> [Source excerpt]
>>>>>

Now why I used to be proud and hopeful.

The pride once felt for the community spirit died when my community died.  Employment worries and the enrichment process took its toll.  Both aided and abetted by a system of alienation supported and enforced by my very own Government.

And how can I, as a White Male Briton (WMB), ever compete with some pregnant African Zulu princess with a sob story full of oppression and despair for a chance at having my own gaff?  I can’t.  Unless I go to drastic lengths like jail or the loonybin, and no Council house would be worth that.  Well, perhaps the one those Somalis got but that isn’t a guarantee.  So that is my lack of hope explained.

Personally, I just think this is a British ‘Government’, which remember, is the Country for the time being, wanting to shake off more of Her responsibilities.  “Passing the buck” is the American term for it.  Now before you try to sink my battleship, it is the duty of a nation’s government to address the needs of Her inhabitants.  Basic needs first and foremost, food, water and shelter.  That is it.

<<<<<

[A run of records]
>>>>>

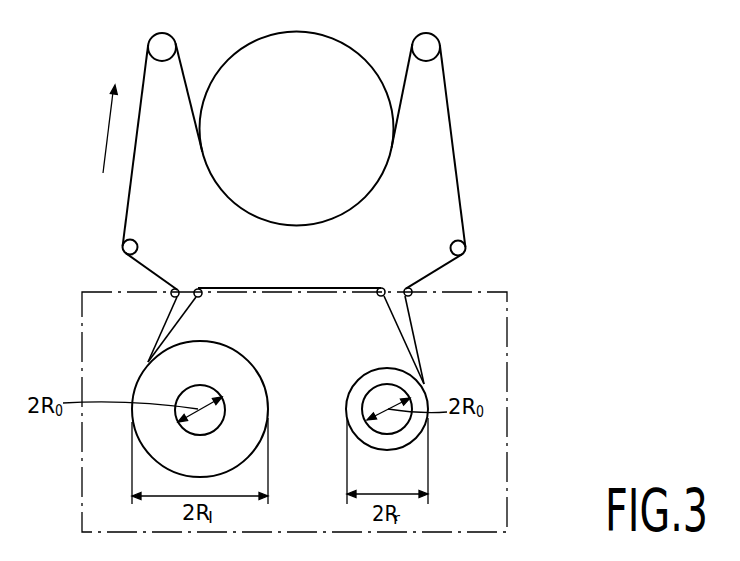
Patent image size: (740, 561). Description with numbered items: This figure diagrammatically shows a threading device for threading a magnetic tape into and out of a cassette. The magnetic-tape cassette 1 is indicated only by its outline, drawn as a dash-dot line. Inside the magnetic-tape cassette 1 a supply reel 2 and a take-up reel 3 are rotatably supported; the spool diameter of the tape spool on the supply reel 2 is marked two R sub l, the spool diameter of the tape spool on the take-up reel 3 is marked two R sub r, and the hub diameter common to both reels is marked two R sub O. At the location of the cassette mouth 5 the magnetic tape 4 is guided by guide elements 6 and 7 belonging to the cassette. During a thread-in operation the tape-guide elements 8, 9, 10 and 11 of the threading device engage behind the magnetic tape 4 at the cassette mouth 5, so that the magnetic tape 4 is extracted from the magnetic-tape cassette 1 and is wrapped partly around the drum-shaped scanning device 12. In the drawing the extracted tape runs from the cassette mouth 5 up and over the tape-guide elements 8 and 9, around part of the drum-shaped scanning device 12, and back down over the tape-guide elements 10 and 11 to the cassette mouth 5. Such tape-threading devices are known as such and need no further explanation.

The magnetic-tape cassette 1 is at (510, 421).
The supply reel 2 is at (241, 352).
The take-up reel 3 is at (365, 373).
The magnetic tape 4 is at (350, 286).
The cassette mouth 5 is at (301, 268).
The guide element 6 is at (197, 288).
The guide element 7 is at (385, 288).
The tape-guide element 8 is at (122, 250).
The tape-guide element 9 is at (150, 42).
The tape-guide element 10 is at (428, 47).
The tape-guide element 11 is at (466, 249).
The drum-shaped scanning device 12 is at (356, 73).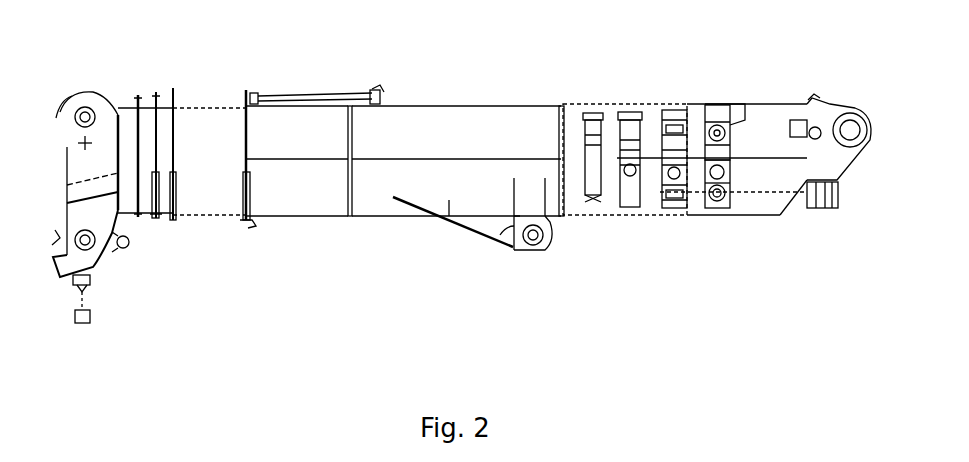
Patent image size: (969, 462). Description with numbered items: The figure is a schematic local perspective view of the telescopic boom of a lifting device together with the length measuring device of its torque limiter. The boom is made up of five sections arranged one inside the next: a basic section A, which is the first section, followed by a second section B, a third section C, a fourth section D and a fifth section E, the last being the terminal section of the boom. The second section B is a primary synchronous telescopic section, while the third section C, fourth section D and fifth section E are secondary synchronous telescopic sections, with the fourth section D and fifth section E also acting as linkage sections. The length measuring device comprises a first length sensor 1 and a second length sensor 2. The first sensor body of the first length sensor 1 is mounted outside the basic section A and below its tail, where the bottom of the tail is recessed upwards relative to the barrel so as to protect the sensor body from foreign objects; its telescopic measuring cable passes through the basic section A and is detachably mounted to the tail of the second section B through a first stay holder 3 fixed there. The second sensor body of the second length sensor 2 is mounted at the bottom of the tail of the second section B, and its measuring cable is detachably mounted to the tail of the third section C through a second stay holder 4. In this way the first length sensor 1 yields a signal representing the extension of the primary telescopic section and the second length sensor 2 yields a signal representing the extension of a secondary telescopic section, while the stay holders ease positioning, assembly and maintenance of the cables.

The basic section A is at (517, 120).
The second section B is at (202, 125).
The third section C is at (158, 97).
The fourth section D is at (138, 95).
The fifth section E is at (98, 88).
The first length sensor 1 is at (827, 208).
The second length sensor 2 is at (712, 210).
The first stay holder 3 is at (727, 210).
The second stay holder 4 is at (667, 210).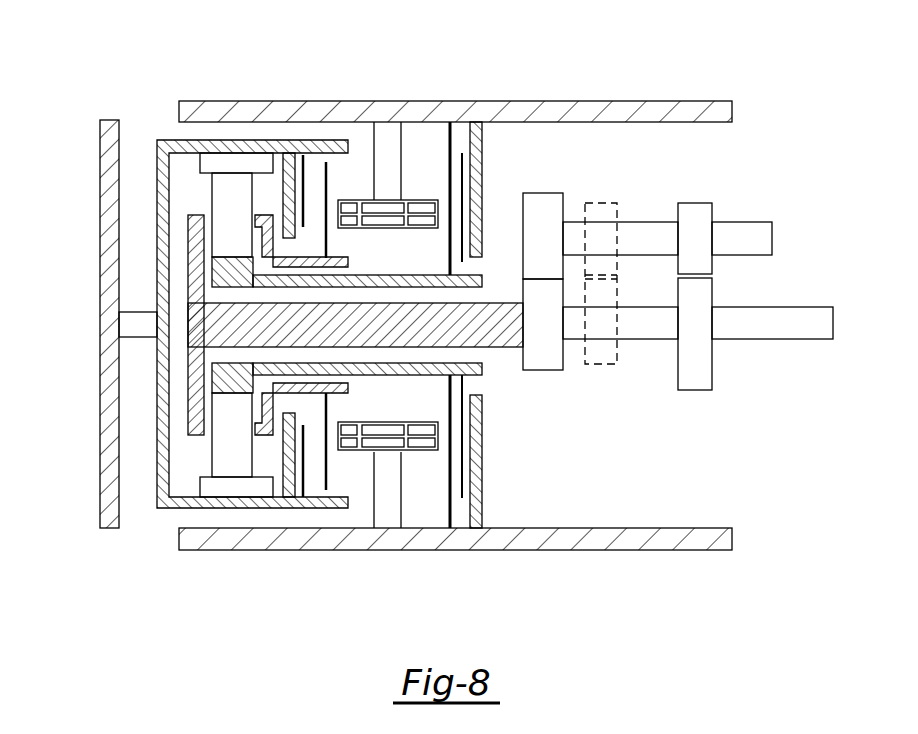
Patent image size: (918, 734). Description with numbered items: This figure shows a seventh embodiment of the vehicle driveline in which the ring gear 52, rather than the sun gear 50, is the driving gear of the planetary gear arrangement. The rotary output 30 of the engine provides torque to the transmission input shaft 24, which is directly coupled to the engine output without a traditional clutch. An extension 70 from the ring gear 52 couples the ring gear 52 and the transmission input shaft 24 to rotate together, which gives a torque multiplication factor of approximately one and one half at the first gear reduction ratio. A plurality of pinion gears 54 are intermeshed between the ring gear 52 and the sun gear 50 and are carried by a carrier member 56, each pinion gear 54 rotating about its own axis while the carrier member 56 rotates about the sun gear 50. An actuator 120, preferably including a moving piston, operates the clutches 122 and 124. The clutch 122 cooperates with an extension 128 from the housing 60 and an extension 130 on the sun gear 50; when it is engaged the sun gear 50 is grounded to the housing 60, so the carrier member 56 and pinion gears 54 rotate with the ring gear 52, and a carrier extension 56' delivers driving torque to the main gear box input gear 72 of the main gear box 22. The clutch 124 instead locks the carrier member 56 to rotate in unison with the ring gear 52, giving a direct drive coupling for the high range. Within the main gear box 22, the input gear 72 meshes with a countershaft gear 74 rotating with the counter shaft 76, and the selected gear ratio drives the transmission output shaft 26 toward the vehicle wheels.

<<<<<
>>>>>

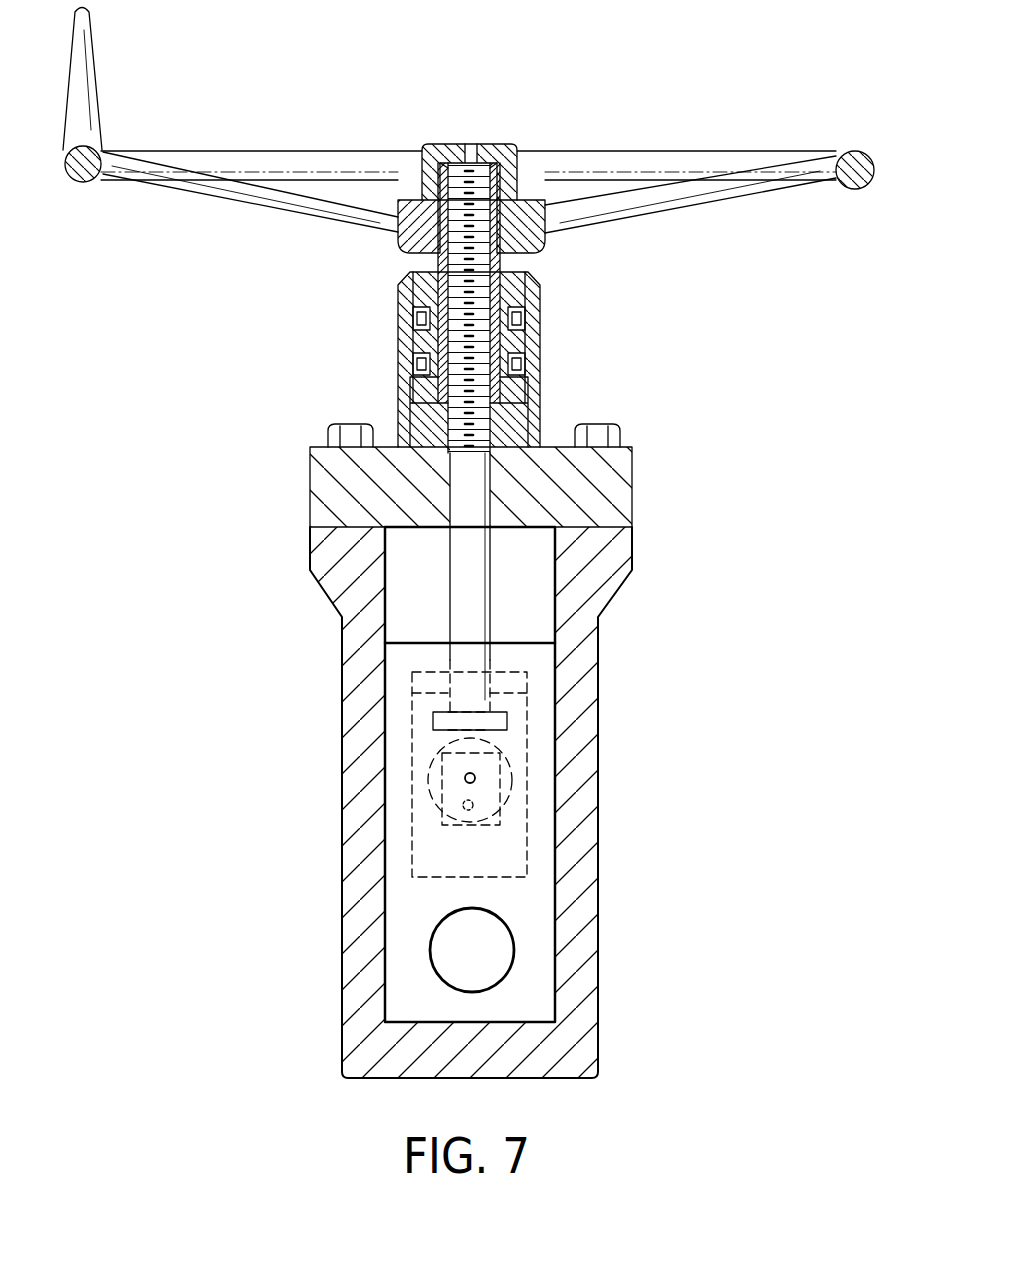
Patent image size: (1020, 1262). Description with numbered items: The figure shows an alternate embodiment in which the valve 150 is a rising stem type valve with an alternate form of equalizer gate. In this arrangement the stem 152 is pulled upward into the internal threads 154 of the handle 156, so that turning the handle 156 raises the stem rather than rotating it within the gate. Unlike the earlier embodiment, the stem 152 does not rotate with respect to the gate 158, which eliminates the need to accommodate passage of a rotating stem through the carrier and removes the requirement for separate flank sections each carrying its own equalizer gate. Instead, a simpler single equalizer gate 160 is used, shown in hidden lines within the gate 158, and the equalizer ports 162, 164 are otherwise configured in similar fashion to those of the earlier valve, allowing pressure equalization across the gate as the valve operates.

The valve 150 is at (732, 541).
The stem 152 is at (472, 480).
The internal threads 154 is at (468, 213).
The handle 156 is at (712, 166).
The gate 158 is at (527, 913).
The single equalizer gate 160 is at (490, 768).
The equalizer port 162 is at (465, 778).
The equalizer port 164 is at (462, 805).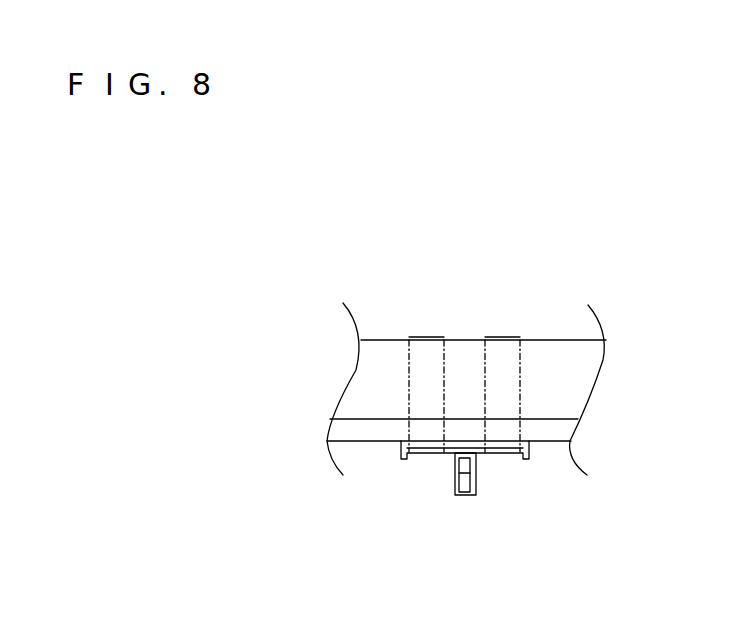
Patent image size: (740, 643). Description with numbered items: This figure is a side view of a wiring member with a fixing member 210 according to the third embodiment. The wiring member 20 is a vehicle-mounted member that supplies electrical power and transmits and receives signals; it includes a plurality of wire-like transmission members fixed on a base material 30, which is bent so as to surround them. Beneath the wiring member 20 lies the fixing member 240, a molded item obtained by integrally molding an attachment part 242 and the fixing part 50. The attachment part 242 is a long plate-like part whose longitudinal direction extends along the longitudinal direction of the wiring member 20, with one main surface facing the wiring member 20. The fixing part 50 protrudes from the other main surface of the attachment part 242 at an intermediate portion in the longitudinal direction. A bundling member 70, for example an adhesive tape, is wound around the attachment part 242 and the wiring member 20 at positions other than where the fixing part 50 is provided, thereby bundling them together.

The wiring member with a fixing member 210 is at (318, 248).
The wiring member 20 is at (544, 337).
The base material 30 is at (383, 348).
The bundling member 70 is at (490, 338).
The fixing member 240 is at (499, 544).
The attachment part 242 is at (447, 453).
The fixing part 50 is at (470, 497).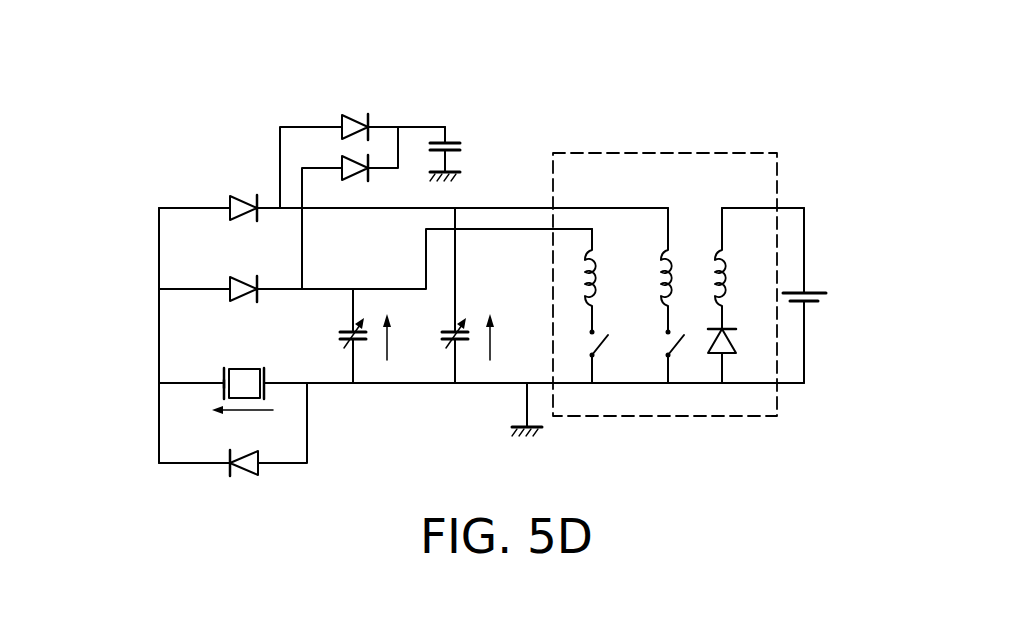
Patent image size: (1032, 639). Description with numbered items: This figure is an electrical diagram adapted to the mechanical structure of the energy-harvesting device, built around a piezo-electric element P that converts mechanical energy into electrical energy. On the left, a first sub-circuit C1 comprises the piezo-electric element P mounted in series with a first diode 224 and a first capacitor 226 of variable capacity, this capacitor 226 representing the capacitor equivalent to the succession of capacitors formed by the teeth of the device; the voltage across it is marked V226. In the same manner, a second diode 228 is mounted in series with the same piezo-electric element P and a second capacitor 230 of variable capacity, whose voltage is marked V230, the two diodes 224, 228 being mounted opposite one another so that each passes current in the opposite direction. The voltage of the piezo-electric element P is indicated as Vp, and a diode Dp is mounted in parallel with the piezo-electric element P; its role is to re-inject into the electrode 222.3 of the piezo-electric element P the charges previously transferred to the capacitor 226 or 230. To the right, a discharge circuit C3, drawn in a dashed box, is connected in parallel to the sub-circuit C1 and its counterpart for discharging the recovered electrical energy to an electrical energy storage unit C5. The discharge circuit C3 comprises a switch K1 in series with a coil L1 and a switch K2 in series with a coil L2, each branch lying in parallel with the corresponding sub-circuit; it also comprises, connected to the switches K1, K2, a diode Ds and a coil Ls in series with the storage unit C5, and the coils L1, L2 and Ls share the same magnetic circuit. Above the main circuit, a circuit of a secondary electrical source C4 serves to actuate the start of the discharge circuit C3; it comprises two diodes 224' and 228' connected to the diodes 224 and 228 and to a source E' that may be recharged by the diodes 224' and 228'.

<<<<<

> [Tasks to perform]
1/ Check the passage on lost pride and hope against these statements, giving yes or no for each with the deciding words quoted: (a) The writer links the end of the community spirit to the death of the community. (b) The writer calls "passing the buck" a British term. (c) The writer lists food, water and shelter as basic needs.
2/ Revise the passage on lost pride and hope, starting with "And how can" and going on through "That is it.", so that "battleship" becomes "argument".

> [Final results]
1/
(a) Yes: "The pride once felt for the community spirit died when my community died."
(b) No: "“Passing the buck” is the American term for it."
(c) Yes: "Basic needs first and foremost, food, water and shelter."

2/
And how can I, as a White Male Briton (WMB), ever compete with some pregnant African Zulu princess with a sob story full of oppression and despair for a chance at having my own gaff?  I can’t.  Unless I go to drastic lengths like jail or the loonybin, and no Council house would be worth that.  Well, perhaps the one those Somalis got but that isn’t a guarantee.  So that is my lack of hope explained.

Personally, I just think this is a British ‘Government’, which remember, is the Country for the time being, wanting to shake off more of Her responsibilities.  “Passing the buck” is the American term for it.  Now before you try to sink my argument, it is the duty of a nation’s government to address the needs of Her inhabitants.  Basic needs first and foremost, food, water and shelter.  That is it.